▶ _Stated goal_
Copy out each line of the listing that has the word "title" in it.

▶ _Records provided_
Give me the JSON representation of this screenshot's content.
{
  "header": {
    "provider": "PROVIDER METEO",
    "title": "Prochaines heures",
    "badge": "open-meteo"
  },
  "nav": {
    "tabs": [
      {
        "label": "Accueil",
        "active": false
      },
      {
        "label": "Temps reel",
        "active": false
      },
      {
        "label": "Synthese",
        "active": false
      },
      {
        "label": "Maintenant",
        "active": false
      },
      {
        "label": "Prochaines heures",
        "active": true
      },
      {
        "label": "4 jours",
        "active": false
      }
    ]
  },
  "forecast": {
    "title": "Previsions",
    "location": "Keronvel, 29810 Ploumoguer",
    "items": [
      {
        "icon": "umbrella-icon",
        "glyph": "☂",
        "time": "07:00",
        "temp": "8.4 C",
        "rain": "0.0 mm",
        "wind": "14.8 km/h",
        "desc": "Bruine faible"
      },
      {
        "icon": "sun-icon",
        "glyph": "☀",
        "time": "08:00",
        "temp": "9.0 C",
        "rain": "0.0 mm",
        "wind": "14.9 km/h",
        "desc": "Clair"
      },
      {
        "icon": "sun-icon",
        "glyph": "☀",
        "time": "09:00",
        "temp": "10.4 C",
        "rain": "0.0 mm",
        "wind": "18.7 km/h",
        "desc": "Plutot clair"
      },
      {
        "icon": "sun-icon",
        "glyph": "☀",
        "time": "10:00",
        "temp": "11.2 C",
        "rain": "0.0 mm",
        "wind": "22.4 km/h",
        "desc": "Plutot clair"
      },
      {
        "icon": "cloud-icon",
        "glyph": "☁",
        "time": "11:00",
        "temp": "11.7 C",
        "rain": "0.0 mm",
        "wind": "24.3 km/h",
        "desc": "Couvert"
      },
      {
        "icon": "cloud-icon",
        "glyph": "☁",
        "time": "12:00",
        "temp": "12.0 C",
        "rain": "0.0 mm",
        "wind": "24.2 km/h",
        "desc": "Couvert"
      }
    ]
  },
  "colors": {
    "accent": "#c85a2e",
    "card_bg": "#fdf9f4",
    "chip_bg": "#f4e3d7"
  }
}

▶ _Finished task_
    "title": "Prochaines heures",
    "title": "Previsions",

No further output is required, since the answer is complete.